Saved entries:
· · · · · · ·

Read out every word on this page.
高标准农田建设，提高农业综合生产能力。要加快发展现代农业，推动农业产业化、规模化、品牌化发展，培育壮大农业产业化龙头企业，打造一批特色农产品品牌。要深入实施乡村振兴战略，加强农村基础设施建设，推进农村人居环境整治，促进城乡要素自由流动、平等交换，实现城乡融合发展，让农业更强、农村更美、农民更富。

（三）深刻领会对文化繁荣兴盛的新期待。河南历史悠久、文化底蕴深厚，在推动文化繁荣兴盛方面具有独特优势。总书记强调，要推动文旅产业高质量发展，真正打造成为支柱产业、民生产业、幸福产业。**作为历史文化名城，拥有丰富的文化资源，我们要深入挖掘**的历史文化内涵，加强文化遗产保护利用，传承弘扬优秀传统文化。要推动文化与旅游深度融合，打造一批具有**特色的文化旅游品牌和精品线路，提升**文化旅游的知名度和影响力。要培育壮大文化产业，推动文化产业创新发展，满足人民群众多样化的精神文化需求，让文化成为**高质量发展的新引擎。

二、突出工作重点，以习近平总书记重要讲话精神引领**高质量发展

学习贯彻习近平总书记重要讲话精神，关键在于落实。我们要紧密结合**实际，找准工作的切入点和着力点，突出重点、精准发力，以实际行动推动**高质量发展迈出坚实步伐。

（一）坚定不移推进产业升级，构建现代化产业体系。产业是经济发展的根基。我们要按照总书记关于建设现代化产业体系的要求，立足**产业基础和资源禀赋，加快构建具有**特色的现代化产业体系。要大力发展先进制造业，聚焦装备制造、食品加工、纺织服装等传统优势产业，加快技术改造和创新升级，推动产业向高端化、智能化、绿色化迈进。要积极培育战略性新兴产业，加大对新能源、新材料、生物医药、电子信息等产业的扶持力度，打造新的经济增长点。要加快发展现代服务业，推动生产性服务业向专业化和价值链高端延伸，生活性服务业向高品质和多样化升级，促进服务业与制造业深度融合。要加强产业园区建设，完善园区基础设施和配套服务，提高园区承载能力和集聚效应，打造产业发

· · · · · · ·

(What you should do): Set down the material above again, word for word.

(Task answer):
Read out every word on this page.
高标准农田建设，提高农业综合生产能力。要加快发展现代农业，推动农业产业化、规模化、品牌化发展，培育壮大农业产业化龙头企业，打造一批特色农产品品牌。要深入实施乡村振兴战略，加强农村基础设施建设，推进农村人居环境整治，促进城乡要素自由流动、平等交换，实现城乡融合发展，让农业更强、农村更美、农民更富。

（三）深刻领会对文化繁荣兴盛的新期待。河南历史悠久、文化底蕴深厚，在推动文化繁荣兴盛方面具有独特优势。总书记强调，要推动文旅产业高质量发展，真正打造成为支柱产业、民生产业、幸福产业。**作为历史文化名城，拥有丰富的文化资源，我们要深入挖掘**的历史文化内涵，加强文化遗产保护利用，传承弘扬优秀传统文化。要推动文化与旅游深度融合，打造一批具有**特色的文化旅游品牌和精品线路，提升**文化旅游的知名度和影响力。要培育壮大文化产业，推动文化产业创新发展，满足人民群众多样化的精神文化需求，让文化成为**高质量发展的新引擎。

二、突出工作重点，以习近平总书记重要讲话精神引领**高质量发展

学习贯彻习近平总书记重要讲话精神，关键在于落实。我们要紧密结合**实际，找准工作的切入点和着力点，突出重点、精准发力，以实际行动推动**高质量发展迈出坚实步伐。

（一）坚定不移推进产业升级，构建现代化产业体系。产业是经济发展的根基。我们要按照总书记关于建设现代化产业体系的要求，立足**产业基础和资源禀赋，加快构建具有**特色的现代化产业体系。要大力发展先进制造业，聚焦装备制造、食品加工、纺织服装等传统优势产业，加快技术改造和创新升级，推动产业向高端化、智能化、绿色化迈进。要积极培育战略性新兴产业，加大对新能源、新材料、生物医药、电子信息等产业的扶持力度，打造新的经济增长点。要加快发展现代服务业，推动生产性服务业向专业化和价值链高端延伸，生活性服务业向高品质和多样化升级，促进服务业与制造业深度融合。要加强产业园区建设，完善园区基础设施和配套服务，提高园区承载能力和集聚效应，打造产业发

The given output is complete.